(Stored records)
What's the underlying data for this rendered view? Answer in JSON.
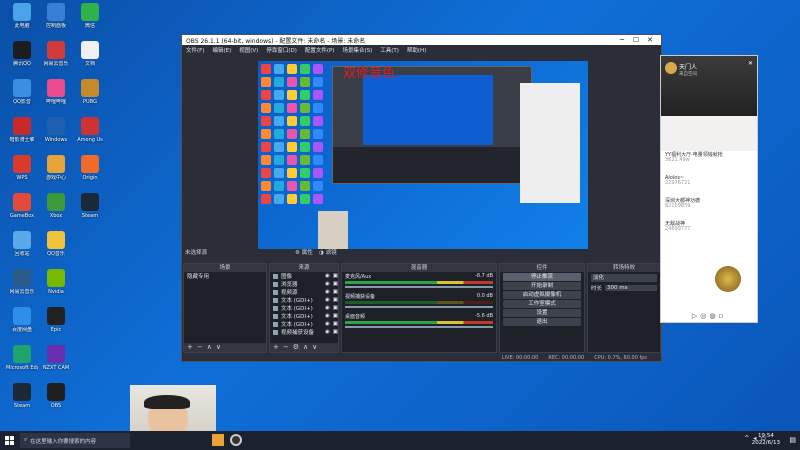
{
  "desktop": {
    "icons": [
      {
        "label": "此电脑",
        "color": "#4aa3e8"
      },
      {
        "label": "腾讯QQ",
        "color": "#1d1d1d"
      },
      {
        "label": "QQ影音",
        "color": "#3b8ee0"
      },
      {
        "label": "暗影骑士擎",
        "color": "#c72a2a"
      },
      {
        "label": "WPS",
        "color": "#d93a2b"
      },
      {
        "label": "GameBox",
        "color": "#e24a3b"
      },
      {
        "label": "回收站",
        "color": "#5aa8e8"
      },
      {
        "label": "网易云音乐",
        "color": "#2b5a8a"
      },
      {
        "label": "百度网盘",
        "color": "#2e8fe8"
      },
      {
        "label": "Microsoft Edge",
        "color": "#1fa36d"
      },
      {
        "label": "Steam",
        "color": "#1b2838"
      },
      {
        "label": "控制面板",
        "color": "#3a7fd5"
      },
      {
        "label": "网易云音乐",
        "color": "#d33a3a"
      },
      {
        "label": "哔哩哔哩",
        "color": "#e94a8c"
      },
      {
        "label": "Windows",
        "color": "#1f5fb0"
      },
      {
        "label": "游戏中心",
        "color": "#e8a23a"
      },
      {
        "label": "Xbox",
        "color": "#3c9a3c"
      },
      {
        "label": "QQ音乐",
        "color": "#f0c23b"
      },
      {
        "label": "Nvidia",
        "color": "#76b900"
      },
      {
        "label": "Epic",
        "color": "#222"
      },
      {
        "label": "NZXT CAM",
        "color": "#6a2fb0"
      },
      {
        "label": "OBS",
        "color": "#1e1e1e"
      },
      {
        "label": "微信",
        "color": "#2fb24a"
      },
      {
        "label": "文档",
        "color": "#f0f0f0"
      },
      {
        "label": "PUBG",
        "color": "#c48a2a"
      },
      {
        "label": "Among Us",
        "color": "#c33"
      },
      {
        "label": "Origin",
        "color": "#f06b2a"
      },
      {
        "label": "Steam",
        "color": "#1b2838"
      }
    ]
  },
  "obs": {
    "title": "OBS 26.1.1 (64-bit, windows) - 配置文件: 未命名 - 场景: 未命名",
    "menu": [
      "文件(F)",
      "编辑(E)",
      "视图(V)",
      "停靠窗口(D)",
      "配置文件(P)",
      "场景集合(S)",
      "工具(T)",
      "帮助(H)"
    ],
    "overlay_text": "双修音色",
    "no_source_label": "未选择源",
    "properties_label": "属性",
    "filters_label": "滤镜",
    "docks": {
      "scenes": {
        "title": "场景",
        "items": [
          "隐藏专用"
        ]
      },
      "sources": {
        "title": "来源",
        "items": [
          "图像",
          "浏览器",
          "视频源",
          "文本 (GDI+)",
          "文本 (GDI+)",
          "文本 (GDI+)",
          "文本 (GDI+)",
          "视频捕获设备"
        ]
      },
      "mixer": {
        "title": "混音器",
        "rows": [
          {
            "name": "麦克风/Aux",
            "db": "-8.7 dB"
          },
          {
            "name": "视频捕获设备",
            "db": "0.0 dB"
          },
          {
            "name": "桌面音频",
            "db": "-5.6 dB"
          }
        ]
      },
      "transitions": {
        "title": "转场特效",
        "type": "淡化",
        "duration_label": "时长",
        "duration": "300 ms"
      },
      "controls": {
        "title": "控件",
        "buttons": [
          "停止推流",
          "开始录制",
          "启动虚拟摄像机",
          "工作室模式",
          "设置",
          "退出"
        ]
      }
    },
    "status": {
      "dropped": "LIVE: 00:00:00",
      "rec": "REC: 00:00:00",
      "cpu": "CPU: 0.7%, 60.00 fps"
    }
  },
  "qq": {
    "name": "天门人",
    "subtitle": "来自空间",
    "posts": [
      {
        "title": "YY福利大厅·电量领钱就抢",
        "sub": "3621.49w"
      },
      {
        "title": "Aiolos~",
        "sub": "22976721"
      },
      {
        "title": "深圳大都神功德",
        "sub": "82109859"
      },
      {
        "title": "无敌战神",
        "sub": "24699777"
      }
    ]
  },
  "taskbar": {
    "search_placeholder": "在这里输入你要搜索的内容",
    "time": "19:54",
    "date": "2022/6/13"
  }
}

- Given request -
Scan the records for the string "name". Copy each line in which it appears.

- Correct result -
            "name": "麦克风/Aux",
            "name": "视频捕获设备",
            "name": "桌面音频",
    "name": "天门人",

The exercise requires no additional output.